▸ Brief
Output the material beneath this task exactly, images excluded.
━━━━━━
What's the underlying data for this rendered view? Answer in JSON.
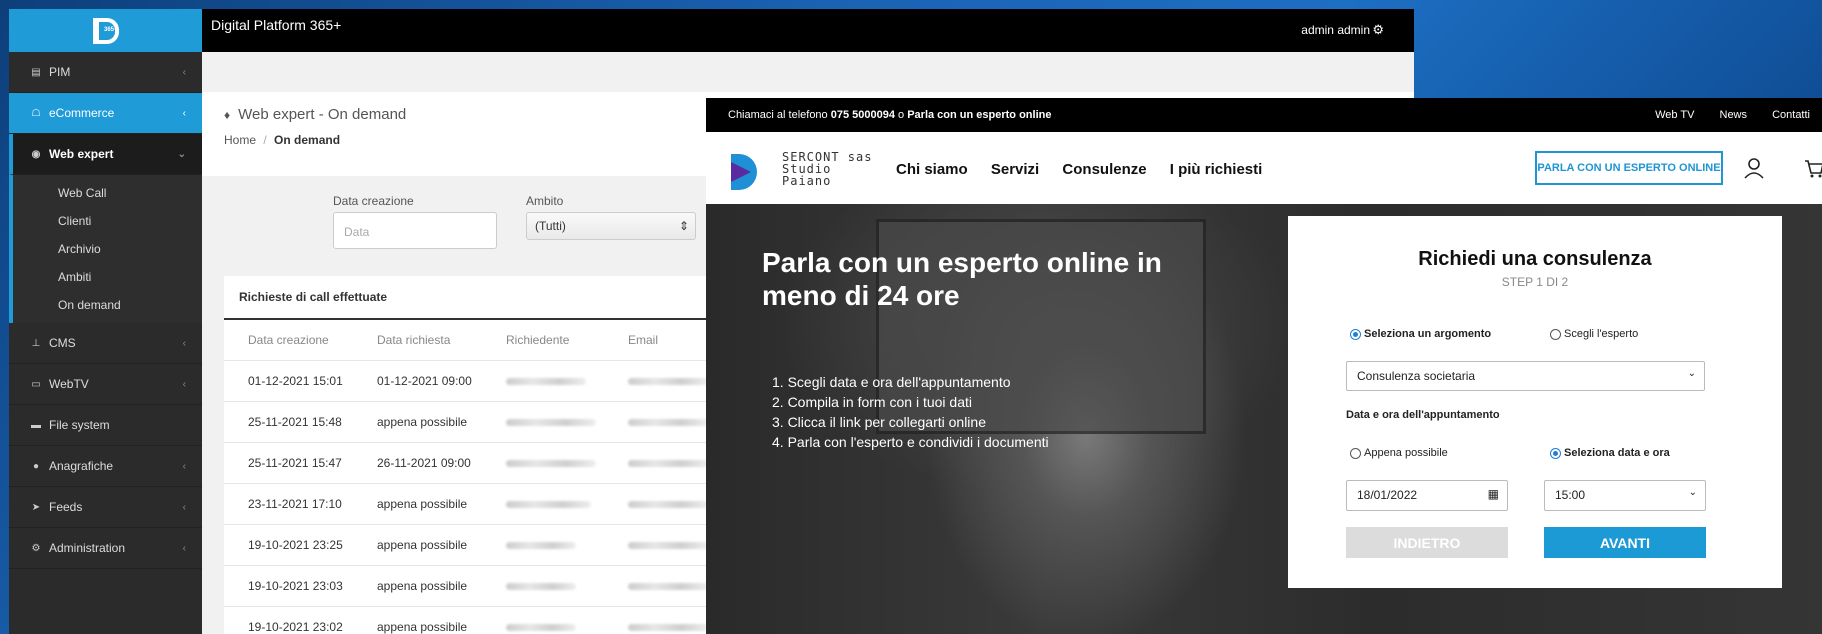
{
  "admin": {
    "app_title": "Digital Platform 365+",
    "logo_badge": "365+",
    "user": "admin admin",
    "sidebar": {
      "items": [
        {
          "label": "PIM"
        },
        {
          "label": "eCommerce"
        },
        {
          "label": "Web expert"
        },
        {
          "label": "CMS"
        },
        {
          "label": "WebTV"
        },
        {
          "label": "File system"
        },
        {
          "label": "Anagrafiche"
        },
        {
          "label": "Feeds"
        },
        {
          "label": "Administration"
        }
      ],
      "subitems": [
        "Web Call",
        "Clienti",
        "Archivio",
        "Ambiti",
        "On demand"
      ]
    },
    "page_title": "Web expert - On demand",
    "breadcrumb_home": "Home",
    "breadcrumb_sep": "/",
    "breadcrumb_current": "On demand",
    "filters": {
      "data_label": "Data creazione",
      "data_placeholder": "Data",
      "ambito_label": "Ambito",
      "ambito_value": "(Tutti)"
    },
    "panel_title": "Richieste di call effettuate",
    "table": {
      "headers": [
        "Data creazione",
        "Data richiesta",
        "Richiedente",
        "Email"
      ],
      "rows": [
        [
          "01-12-2021 15:01",
          "01-12-2021 09:00"
        ],
        [
          "25-11-2021 15:48",
          "appena possibile"
        ],
        [
          "25-11-2021 15:47",
          "26-11-2021 09:00"
        ],
        [
          "23-11-2021 17:10",
          "appena possibile"
        ],
        [
          "19-10-2021 23:25",
          "appena possibile"
        ],
        [
          "19-10-2021 23:03",
          "appena possibile"
        ],
        [
          "19-10-2021 23:02",
          "appena possibile"
        ]
      ]
    }
  },
  "site": {
    "topbar_prefix": "Chiamaci al telefono",
    "phone": "075 5000094",
    "topbar_or": "o",
    "topbar_cta": "Parla con un esperto online",
    "top_links": [
      "Web TV",
      "News",
      "Contatti"
    ],
    "logo_lines": [
      "SERCONT sas",
      "Studio",
      "Paiano"
    ],
    "nav": [
      "Chi siamo",
      "Servizi",
      "Consulenze",
      "I più richiesti"
    ],
    "expert_button": "PARLA CON UN ESPERTO ONLINE",
    "hero_title": "Parla con un esperto online in meno di 24 ore",
    "steps": [
      "1. Scegli data e ora dell'appuntamento",
      "2. Compila in form con i tuoi dati",
      "3. Clicca il link per collegarti online",
      "4. Parla con l'esperto e condividi i documenti"
    ],
    "form": {
      "title": "Richiedi una consulenza",
      "step": "STEP 1 DI 2",
      "radio_argomento": "Seleziona un argomento",
      "radio_esperto": "Scegli l'esperto",
      "argomento_value": "Consulenza societaria",
      "datetime_label": "Data e ora dell'appuntamento",
      "radio_asap": "Appena possibile",
      "radio_select": "Seleziona data e ora",
      "date_value": "18/01/2022",
      "time_value": "15:00",
      "back_button": "INDIETRO",
      "next_button": "AVANTI"
    }
  }
}
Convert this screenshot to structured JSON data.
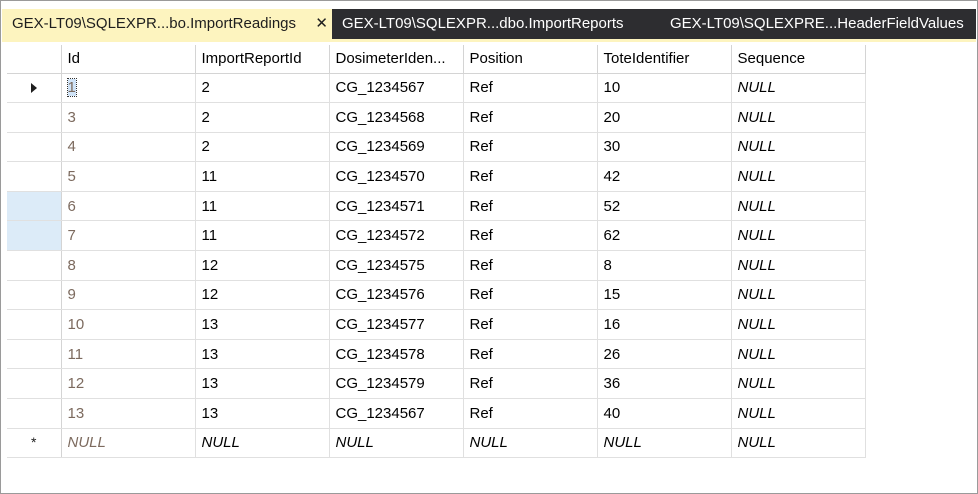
━━━━━━
▸ Answer
What's the underlying data for this rendered view? Answer in JSON.
{
  "admin": {
    "app_title": "Digital Platform 365+",
    "logo_badge": "365+",
    "user": "admin admin",
    "sidebar": {
      "items": [
        {
          "label": "PIM"
        },
        {
          "label": "eCommerce"
        },
        {
          "label": "Web expert"
        },
        {
          "label": "CMS"
        },
        {
          "label": "WebTV"
        },
        {
          "label": "File system"
        },
        {
          "label": "Anagrafiche"
        },
        {
          "label": "Feeds"
        },
        {
          "label": "Administration"
        }
      ],
      "subitems": [
        "Web Call",
        "Clienti",
        "Archivio",
        "Ambiti",
        "On demand"
      ]
    },
    "page_title": "Web expert - On demand",
    "breadcrumb_home": "Home",
    "breadcrumb_sep": "/",
    "breadcrumb_current": "On demand",
    "filters": {
      "data_label": "Data creazione",
      "data_placeholder": "Data",
      "ambito_label": "Ambito",
      "ambito_value": "(Tutti)"
    },
    "panel_title": "Richieste di call effettuate",
    "table": {
      "headers": [
        "Data creazione",
        "Data richiesta",
        "Richiedente",
        "Email"
      ],
      "rows": [
        [
          "01-12-2021 15:01",
          "01-12-2021 09:00"
        ],
        [
          "25-11-2021 15:48",
          "appena possibile"
        ],
        [
          "25-11-2021 15:47",
          "26-11-2021 09:00"
        ],
        [
          "23-11-2021 17:10",
          "appena possibile"
        ],
        [
          "19-10-2021 23:25",
          "appena possibile"
        ],
        [
          "19-10-2021 23:03",
          "appena possibile"
        ],
        [
          "19-10-2021 23:02",
          "appena possibile"
        ]
      ]
    }
  },
  "site": {
    "topbar_prefix": "Chiamaci al telefono",
    "phone": "075 5000094",
    "topbar_or": "o",
    "topbar_cta": "Parla con un esperto online",
    "top_links": [
      "Web TV",
      "News",
      "Contatti"
    ],
    "logo_lines": [
      "SERCONT sas",
      "Studio",
      "Paiano"
    ],
    "nav": [
      "Chi siamo",
      "Servizi",
      "Consulenze",
      "I più richiesti"
    ],
    "expert_button": "PARLA CON UN ESPERTO ONLINE",
    "hero_title": "Parla con un esperto online in meno di 24 ore",
    "steps": [
      "1. Scegli data e ora dell'appuntamento",
      "2. Compila in form con i tuoi dati",
      "3. Clicca il link per collegarti online",
      "4. Parla con l'esperto e condividi i documenti"
    ],
    "form": {
      "title": "Richiedi una consulenza",
      "step": "STEP 1 DI 2",
      "radio_argomento": "Seleziona un argomento",
      "radio_esperto": "Scegli l'esperto",
      "argomento_value": "Consulenza societaria",
      "datetime_label": "Data e ora dell'appuntamento",
      "radio_asap": "Appena possibile",
      "radio_select": "Seleziona data e ora",
      "date_value": "18/01/2022",
      "time_value": "15:00",
      "back_button": "INDIETRO",
      "next_button": "AVANTI"
    }
  }
}
Convert this screenshot to structured JSON data.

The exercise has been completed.